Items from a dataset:
▬▬▬▬▬▬
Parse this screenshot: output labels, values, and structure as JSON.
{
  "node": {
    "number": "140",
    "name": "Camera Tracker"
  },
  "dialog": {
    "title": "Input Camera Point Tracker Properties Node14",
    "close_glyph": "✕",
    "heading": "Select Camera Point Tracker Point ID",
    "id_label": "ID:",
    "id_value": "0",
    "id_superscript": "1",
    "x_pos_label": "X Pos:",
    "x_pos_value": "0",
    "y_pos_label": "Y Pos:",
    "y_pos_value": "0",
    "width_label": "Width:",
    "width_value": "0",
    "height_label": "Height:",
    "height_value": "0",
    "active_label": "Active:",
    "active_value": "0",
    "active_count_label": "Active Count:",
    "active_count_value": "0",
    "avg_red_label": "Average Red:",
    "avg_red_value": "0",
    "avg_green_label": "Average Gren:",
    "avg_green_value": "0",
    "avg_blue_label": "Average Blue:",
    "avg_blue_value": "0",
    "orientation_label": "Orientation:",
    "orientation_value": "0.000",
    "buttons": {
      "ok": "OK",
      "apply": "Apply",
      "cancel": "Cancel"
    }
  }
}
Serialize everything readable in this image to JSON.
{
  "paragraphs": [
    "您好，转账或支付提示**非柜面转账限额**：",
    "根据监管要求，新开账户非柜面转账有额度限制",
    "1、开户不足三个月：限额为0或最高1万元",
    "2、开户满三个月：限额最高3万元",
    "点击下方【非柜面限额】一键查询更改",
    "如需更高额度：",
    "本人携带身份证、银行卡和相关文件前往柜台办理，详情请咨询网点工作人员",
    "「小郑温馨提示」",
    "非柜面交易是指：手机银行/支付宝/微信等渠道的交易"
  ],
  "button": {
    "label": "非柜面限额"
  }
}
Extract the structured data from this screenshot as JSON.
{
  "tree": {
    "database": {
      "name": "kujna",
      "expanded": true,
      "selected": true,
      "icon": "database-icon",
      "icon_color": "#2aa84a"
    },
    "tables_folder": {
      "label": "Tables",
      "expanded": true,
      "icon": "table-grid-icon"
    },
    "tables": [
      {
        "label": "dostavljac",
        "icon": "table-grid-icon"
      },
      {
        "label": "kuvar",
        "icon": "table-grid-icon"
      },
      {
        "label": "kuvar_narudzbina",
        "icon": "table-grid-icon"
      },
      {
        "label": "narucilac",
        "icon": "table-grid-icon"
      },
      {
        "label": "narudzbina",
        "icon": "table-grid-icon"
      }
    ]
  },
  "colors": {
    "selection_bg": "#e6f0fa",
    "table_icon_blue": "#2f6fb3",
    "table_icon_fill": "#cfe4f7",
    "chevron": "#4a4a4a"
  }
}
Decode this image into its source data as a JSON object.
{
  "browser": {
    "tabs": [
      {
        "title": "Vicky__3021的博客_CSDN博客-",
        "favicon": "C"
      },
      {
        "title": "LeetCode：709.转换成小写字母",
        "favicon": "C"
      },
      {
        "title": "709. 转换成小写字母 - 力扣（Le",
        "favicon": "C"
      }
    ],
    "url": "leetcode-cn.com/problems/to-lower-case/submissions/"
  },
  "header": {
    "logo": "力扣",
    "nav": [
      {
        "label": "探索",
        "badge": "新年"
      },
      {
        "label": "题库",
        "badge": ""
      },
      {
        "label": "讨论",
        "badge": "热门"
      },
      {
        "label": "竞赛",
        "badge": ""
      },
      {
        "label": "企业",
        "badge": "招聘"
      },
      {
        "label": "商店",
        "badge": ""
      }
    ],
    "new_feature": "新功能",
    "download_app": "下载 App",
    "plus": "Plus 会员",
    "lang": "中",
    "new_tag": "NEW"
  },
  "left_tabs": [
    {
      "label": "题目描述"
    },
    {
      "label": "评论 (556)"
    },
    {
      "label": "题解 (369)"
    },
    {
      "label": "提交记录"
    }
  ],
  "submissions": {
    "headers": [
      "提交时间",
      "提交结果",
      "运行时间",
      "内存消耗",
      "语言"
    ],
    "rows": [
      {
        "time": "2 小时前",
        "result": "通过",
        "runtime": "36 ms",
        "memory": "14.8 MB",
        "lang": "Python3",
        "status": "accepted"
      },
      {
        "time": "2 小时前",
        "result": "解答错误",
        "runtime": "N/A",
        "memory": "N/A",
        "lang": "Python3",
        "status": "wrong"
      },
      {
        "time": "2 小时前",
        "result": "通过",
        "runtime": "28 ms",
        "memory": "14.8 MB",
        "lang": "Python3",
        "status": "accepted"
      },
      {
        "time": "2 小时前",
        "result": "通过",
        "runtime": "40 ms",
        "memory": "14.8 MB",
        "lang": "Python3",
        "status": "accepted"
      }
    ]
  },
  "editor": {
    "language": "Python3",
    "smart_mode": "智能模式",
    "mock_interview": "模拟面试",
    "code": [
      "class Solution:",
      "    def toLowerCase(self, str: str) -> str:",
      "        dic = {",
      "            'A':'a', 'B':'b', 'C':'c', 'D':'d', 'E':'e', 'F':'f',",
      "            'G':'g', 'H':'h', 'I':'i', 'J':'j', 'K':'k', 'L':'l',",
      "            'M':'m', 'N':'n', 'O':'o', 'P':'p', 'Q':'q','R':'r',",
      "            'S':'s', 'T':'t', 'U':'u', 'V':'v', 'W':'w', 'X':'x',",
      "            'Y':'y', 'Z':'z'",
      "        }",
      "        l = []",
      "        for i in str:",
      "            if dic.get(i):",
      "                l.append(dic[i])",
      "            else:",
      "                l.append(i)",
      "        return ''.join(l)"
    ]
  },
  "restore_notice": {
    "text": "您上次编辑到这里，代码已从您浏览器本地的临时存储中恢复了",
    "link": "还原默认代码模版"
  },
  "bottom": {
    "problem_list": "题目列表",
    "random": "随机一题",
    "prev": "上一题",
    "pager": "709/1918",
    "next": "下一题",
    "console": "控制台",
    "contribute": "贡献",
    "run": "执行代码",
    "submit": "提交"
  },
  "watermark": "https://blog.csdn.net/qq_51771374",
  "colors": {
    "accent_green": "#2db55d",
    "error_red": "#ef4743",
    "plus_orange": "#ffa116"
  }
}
▬▬▬▬▬▬
## GIVEN INSTRUCTION
Return every record, word for word.

## THE REPLY
Parse this screenshot: output labels, values, and structure as JSON.
{
  "node": {
    "number": "140",
    "name": "Camera Tracker"
  },
  "dialog": {
    "title": "Input Camera Point Tracker Properties Node14",
    "close_glyph": "✕",
    "heading": "Select Camera Point Tracker Point ID",
    "id_label": "ID:",
    "id_value": "0",
    "id_superscript": "1",
    "x_pos_label": "X Pos:",
    "x_pos_value": "0",
    "y_pos_label": "Y Pos:",
    "y_pos_value": "0",
    "width_label": "Width:",
    "width_value": "0",
    "height_label": "Height:",
    "height_value": "0",
    "active_label": "Active:",
    "active_value": "0",
    "active_count_label": "Active Count:",
    "active_count_value": "0",
    "avg_red_label": "Average Red:",
    "avg_red_value": "0",
    "avg_green_label": "Average Gren:",
    "avg_green_value": "0",
    "avg_blue_label": "Average Blue:",
    "avg_blue_value": "0",
    "orientation_label": "Orientation:",
    "orientation_value": "0.000",
    "buttons": {
      "ok": "OK",
      "apply": "Apply",
      "cancel": "Cancel"
    }
  }
}
Serialize everything readable in this image to JSON.
{
  "paragraphs": [
    "您好，转账或支付提示**非柜面转账限额**：",
    "根据监管要求，新开账户非柜面转账有额度限制",
    "1、开户不足三个月：限额为0或最高1万元",
    "2、开户满三个月：限额最高3万元",
    "点击下方【非柜面限额】一键查询更改",
    "如需更高额度：",
    "本人携带身份证、银行卡和相关文件前往柜台办理，详情请咨询网点工作人员",
    "「小郑温馨提示」",
    "非柜面交易是指：手机银行/支付宝/微信等渠道的交易"
  ],
  "button": {
    "label": "非柜面限额"
  }
}
Extract the structured data from this screenshot as JSON.
{
  "tree": {
    "database": {
      "name": "kujna",
      "expanded": true,
      "selected": true,
      "icon": "database-icon",
      "icon_color": "#2aa84a"
    },
    "tables_folder": {
      "label": "Tables",
      "expanded": true,
      "icon": "table-grid-icon"
    },
    "tables": [
      {
        "label": "dostavljac",
        "icon": "table-grid-icon"
      },
      {
        "label": "kuvar",
        "icon": "table-grid-icon"
      },
      {
        "label": "kuvar_narudzbina",
        "icon": "table-grid-icon"
      },
      {
        "label": "narucilac",
        "icon": "table-grid-icon"
      },
      {
        "label": "narudzbina",
        "icon": "table-grid-icon"
      }
    ]
  },
  "colors": {
    "selection_bg": "#e6f0fa",
    "table_icon_blue": "#2f6fb3",
    "table_icon_fill": "#cfe4f7",
    "chevron": "#4a4a4a"
  }
}
Decode this image into its source data as a JSON object.
{
  "browser": {
    "tabs": [
      {
        "title": "Vicky__3021的博客_CSDN博客-",
        "favicon": "C"
      },
      {
        "title": "LeetCode：709.转换成小写字母",
        "favicon": "C"
      },
      {
        "title": "709. 转换成小写字母 - 力扣（Le",
        "favicon": "C"
      }
    ],
    "url": "leetcode-cn.com/problems/to-lower-case/submissions/"
  },
  "header": {
    "logo": "力扣",
    "nav": [
      {
        "label": "探索",
        "badge": "新年"
      },
      {
        "label": "题库",
        "badge": ""
      },
      {
        "label": "讨论",
        "badge": "热门"
      },
      {
        "label": "竞赛",
        "badge": ""
      },
      {
        "label": "企业",
        "badge": "招聘"
      },
      {
        "label": "商店",
        "badge": ""
      }
    ],
    "new_feature": "新功能",
    "download_app": "下载 App",
    "plus": "Plus 会员",
    "lang": "中",
    "new_tag": "NEW"
  },
  "left_tabs": [
    {
      "label": "题目描述"
    },
    {
      "label": "评论 (556)"
    },
    {
      "label": "题解 (369)"
    },
    {
      "label": "提交记录"
    }
  ],
  "submissions": {
    "headers": [
      "提交时间",
      "提交结果",
      "运行时间",
      "内存消耗",
      "语言"
    ],
    "rows": [
      {
        "time": "2 小时前",
        "result": "通过",
        "runtime": "36 ms",
        "memory": "14.8 MB",
        "lang": "Python3",
        "status": "accepted"
      },
      {
        "time": "2 小时前",
        "result": "解答错误",
        "runtime": "N/A",
        "memory": "N/A",
        "lang": "Python3",
        "status": "wrong"
      },
      {
        "time": "2 小时前",
        "result": "通过",
        "runtime": "28 ms",
        "memory": "14.8 MB",
        "lang": "Python3",
        "status": "accepted"
      },
      {
        "time": "2 小时前",
        "result": "通过",
        "runtime": "40 ms",
        "memory": "14.8 MB",
        "lang": "Python3",
        "status": "accepted"
      }
    ]
  },
  "editor": {
    "language": "Python3",
    "smart_mode": "智能模式",
    "mock_interview": "模拟面试",
    "code": [
      "class Solution:",
      "    def toLowerCase(self, str: str) -> str:",
      "        dic = {",
      "            'A':'a', 'B':'b', 'C':'c', 'D':'d', 'E':'e', 'F':'f',",
      "            'G':'g', 'H':'h', 'I':'i', 'J':'j', 'K':'k', 'L':'l',",
      "            'M':'m', 'N':'n', 'O':'o', 'P':'p', 'Q':'q','R':'r',",
      "            'S':'s', 'T':'t', 'U':'u', 'V':'v', 'W':'w', 'X':'x',",
      "            'Y':'y', 'Z':'z'",
      "        }",
      "        l = []",
      "        for i in str:",
      "            if dic.get(i):",
      "                l.append(dic[i])",
      "            else:",
      "                l.append(i)",
      "        return ''.join(l)"
    ]
  },
  "restore_notice": {
    "text": "您上次编辑到这里，代码已从您浏览器本地的临时存储中恢复了",
    "link": "还原默认代码模版"
  },
  "bottom": {
    "problem_list": "题目列表",
    "random": "随机一题",
    "prev": "上一题",
    "pager": "709/1918",
    "next": "下一题",
    "console": "控制台",
    "contribute": "贡献",
    "run": "执行代码",
    "submit": "提交"
  },
  "watermark": "https://blog.csdn.net/qq_51771374",
  "colors": {
    "accent_green": "#2db55d",
    "error_red": "#ef4743",
    "plus_orange": "#ffa116"
  }
}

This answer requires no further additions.